*WHAT IS EXPECTED:* From the entries below, copy every line holding the word "创造财富的".

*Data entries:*
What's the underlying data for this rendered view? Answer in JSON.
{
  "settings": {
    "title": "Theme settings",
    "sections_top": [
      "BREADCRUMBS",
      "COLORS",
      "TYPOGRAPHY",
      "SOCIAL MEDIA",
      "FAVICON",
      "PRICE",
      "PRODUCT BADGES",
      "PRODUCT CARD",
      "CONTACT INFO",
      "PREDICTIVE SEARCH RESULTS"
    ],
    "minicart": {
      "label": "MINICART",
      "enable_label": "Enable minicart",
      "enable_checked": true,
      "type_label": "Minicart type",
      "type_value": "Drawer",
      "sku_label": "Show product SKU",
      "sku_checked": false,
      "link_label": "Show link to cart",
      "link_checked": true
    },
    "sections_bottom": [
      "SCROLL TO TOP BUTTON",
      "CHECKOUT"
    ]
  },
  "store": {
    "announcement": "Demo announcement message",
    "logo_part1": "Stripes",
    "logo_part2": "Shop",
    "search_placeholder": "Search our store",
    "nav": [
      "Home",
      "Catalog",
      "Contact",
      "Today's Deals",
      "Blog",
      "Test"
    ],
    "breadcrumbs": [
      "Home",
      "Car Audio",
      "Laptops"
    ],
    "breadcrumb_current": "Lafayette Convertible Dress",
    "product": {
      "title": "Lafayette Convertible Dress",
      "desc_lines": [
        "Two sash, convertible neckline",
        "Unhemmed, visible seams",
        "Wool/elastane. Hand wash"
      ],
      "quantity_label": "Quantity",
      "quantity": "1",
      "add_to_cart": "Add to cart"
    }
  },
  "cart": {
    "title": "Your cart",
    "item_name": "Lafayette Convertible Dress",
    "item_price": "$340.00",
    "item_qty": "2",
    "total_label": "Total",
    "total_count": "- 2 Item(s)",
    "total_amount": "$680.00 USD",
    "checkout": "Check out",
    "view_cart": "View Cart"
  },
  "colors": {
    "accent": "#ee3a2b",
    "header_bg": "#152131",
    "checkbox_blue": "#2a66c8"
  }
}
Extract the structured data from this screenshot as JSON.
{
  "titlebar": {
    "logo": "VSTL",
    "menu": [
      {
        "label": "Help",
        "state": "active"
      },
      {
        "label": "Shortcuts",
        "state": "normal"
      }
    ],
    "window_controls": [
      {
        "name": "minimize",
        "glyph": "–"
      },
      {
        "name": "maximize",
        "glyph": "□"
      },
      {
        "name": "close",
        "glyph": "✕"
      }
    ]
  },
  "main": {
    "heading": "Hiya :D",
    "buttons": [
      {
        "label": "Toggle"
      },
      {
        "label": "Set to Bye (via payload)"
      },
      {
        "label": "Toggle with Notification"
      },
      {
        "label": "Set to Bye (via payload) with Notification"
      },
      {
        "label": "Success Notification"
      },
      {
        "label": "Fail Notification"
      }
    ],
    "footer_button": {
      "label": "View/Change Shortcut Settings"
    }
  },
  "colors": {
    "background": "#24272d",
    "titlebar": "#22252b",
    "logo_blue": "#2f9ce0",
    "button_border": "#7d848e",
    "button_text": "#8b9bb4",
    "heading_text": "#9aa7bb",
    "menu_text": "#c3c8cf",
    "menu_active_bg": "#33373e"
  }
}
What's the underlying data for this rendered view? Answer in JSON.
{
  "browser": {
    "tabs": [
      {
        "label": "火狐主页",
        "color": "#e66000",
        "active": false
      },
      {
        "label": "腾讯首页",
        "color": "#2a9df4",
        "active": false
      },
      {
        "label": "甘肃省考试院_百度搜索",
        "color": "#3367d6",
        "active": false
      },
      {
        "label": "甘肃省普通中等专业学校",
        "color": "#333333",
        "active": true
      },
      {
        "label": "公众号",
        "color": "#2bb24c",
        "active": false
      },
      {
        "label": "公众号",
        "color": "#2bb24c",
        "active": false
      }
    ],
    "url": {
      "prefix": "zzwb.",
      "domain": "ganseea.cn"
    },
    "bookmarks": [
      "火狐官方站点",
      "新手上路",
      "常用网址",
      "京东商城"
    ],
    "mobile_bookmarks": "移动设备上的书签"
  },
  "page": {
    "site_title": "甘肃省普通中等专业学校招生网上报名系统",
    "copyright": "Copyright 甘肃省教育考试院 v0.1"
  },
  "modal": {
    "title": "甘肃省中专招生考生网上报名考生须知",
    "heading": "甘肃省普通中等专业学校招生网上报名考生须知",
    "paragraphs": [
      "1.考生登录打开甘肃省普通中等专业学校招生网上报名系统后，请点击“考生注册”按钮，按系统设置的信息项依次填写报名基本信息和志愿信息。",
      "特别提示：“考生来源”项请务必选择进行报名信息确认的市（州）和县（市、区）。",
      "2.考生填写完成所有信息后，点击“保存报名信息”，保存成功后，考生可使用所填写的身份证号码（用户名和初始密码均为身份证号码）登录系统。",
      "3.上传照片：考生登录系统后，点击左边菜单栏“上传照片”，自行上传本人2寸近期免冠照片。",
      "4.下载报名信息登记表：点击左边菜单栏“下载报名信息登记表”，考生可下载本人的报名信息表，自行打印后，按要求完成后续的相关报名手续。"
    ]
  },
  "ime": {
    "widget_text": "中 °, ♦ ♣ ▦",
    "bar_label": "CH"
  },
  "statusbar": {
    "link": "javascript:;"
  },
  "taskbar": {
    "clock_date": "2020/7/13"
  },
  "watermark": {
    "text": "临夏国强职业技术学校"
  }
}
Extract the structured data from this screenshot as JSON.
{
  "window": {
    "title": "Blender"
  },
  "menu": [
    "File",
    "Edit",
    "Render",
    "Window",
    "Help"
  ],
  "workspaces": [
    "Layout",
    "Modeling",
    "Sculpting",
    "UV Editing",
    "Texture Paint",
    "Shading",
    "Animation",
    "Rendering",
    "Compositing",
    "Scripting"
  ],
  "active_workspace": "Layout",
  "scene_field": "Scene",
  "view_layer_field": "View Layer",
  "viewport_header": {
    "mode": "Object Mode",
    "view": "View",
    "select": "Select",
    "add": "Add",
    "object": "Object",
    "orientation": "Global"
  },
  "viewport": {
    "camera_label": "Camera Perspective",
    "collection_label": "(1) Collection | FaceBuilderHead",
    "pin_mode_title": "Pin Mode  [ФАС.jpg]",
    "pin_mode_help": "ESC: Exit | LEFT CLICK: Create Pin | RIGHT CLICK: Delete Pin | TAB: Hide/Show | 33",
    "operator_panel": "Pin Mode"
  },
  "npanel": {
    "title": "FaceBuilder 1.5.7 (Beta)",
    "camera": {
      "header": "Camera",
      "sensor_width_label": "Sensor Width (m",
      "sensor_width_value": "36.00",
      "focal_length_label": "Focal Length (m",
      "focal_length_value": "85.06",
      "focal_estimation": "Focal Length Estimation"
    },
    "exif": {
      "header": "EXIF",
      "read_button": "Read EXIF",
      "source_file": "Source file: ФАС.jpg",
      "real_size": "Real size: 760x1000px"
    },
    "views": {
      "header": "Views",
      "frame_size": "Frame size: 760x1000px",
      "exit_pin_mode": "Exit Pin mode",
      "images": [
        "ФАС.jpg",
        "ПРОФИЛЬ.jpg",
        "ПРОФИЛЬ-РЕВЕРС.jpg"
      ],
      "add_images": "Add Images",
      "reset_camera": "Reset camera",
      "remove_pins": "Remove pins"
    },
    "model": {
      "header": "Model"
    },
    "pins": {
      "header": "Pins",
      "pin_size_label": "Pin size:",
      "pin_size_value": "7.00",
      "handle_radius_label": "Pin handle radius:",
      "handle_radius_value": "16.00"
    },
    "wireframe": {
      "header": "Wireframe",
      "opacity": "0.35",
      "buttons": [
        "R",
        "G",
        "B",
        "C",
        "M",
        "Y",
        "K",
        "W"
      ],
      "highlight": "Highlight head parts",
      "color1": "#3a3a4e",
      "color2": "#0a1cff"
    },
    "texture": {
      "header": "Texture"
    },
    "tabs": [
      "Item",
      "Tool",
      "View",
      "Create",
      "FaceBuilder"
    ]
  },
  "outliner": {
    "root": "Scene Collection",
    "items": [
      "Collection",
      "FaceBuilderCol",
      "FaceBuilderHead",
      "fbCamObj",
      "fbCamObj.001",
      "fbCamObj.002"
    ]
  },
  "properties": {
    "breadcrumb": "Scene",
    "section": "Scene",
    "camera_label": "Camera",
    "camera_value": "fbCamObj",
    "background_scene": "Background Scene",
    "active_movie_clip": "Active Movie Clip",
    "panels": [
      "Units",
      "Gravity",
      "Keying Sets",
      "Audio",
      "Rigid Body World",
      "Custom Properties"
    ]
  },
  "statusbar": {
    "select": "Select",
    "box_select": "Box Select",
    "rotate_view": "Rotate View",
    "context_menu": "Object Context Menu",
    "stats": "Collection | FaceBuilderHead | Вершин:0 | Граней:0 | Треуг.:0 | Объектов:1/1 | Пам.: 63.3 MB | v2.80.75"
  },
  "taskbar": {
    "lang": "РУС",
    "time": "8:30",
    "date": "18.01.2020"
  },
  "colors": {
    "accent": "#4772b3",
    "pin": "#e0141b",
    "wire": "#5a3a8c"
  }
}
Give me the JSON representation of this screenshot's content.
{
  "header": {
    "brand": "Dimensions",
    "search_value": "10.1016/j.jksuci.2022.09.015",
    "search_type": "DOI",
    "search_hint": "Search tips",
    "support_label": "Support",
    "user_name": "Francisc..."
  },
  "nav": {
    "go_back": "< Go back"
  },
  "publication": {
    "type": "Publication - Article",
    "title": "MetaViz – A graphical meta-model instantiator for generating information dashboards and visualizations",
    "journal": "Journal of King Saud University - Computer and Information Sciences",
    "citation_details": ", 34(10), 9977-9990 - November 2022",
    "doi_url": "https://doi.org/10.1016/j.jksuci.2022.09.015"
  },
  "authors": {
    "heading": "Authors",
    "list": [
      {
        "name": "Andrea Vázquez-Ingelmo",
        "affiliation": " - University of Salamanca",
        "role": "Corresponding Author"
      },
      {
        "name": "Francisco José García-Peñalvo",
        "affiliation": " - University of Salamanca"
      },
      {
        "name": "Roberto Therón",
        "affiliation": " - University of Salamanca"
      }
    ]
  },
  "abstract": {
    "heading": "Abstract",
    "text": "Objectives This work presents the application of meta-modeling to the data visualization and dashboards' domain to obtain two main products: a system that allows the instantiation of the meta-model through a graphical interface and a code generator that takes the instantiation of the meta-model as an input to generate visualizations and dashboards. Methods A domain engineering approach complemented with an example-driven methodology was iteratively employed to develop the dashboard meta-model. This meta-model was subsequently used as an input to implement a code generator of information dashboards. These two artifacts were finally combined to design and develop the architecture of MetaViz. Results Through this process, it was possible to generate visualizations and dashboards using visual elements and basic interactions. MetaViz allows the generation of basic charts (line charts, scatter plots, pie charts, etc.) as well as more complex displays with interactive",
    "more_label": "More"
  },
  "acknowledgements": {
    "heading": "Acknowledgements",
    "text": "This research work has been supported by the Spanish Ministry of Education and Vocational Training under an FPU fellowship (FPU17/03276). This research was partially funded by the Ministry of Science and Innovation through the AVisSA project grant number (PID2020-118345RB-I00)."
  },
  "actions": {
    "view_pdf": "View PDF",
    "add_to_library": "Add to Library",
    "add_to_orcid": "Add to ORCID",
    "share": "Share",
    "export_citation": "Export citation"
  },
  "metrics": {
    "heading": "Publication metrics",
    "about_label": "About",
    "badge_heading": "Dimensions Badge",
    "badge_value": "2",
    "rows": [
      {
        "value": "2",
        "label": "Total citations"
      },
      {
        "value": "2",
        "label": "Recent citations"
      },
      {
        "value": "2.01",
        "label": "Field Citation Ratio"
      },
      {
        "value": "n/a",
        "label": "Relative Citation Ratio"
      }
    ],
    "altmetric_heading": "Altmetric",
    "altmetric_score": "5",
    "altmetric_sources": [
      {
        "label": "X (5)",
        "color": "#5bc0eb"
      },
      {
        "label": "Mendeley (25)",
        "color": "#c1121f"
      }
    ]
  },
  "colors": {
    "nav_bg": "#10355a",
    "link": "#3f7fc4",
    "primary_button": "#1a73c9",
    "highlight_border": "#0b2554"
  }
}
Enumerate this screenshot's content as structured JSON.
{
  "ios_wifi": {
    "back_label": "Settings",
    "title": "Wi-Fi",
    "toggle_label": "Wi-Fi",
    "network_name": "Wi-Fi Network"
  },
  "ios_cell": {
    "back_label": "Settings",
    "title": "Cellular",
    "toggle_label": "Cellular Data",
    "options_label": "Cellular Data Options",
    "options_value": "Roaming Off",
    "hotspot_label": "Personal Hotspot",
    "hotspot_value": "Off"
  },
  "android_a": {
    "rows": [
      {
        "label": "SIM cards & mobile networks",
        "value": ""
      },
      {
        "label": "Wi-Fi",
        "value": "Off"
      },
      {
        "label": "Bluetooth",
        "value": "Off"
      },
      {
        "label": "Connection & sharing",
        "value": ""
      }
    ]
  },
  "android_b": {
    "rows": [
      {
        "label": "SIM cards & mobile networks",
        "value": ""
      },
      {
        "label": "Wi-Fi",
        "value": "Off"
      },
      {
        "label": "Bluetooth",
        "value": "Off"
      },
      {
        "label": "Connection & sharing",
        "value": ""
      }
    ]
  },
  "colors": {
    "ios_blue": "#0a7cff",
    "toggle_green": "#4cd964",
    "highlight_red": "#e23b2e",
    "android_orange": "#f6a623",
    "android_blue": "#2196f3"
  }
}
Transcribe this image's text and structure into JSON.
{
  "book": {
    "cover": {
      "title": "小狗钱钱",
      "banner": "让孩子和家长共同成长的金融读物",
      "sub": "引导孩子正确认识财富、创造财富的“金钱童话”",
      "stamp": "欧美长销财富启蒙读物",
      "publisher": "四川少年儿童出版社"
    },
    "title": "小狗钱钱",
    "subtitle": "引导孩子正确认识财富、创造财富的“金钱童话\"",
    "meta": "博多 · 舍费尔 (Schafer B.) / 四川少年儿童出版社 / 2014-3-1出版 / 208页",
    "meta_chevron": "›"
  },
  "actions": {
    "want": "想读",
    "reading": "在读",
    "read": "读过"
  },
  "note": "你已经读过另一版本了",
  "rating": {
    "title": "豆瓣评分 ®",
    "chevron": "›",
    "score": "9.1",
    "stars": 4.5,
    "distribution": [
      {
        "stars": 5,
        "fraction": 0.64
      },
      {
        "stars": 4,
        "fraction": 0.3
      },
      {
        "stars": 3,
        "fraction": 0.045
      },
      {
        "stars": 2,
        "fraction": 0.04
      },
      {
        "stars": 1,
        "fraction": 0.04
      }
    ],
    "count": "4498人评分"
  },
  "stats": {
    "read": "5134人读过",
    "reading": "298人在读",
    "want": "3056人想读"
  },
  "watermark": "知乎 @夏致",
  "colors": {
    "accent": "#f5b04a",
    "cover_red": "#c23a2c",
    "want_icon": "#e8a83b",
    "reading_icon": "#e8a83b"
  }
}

*SOLUTION TO THIS TASK:*
      "sub": "引导孩子正确认识财富、创造财富的“金钱童话”",
    "subtitle": "引导孩子正确认识财富、创造财富的“金钱童话\"",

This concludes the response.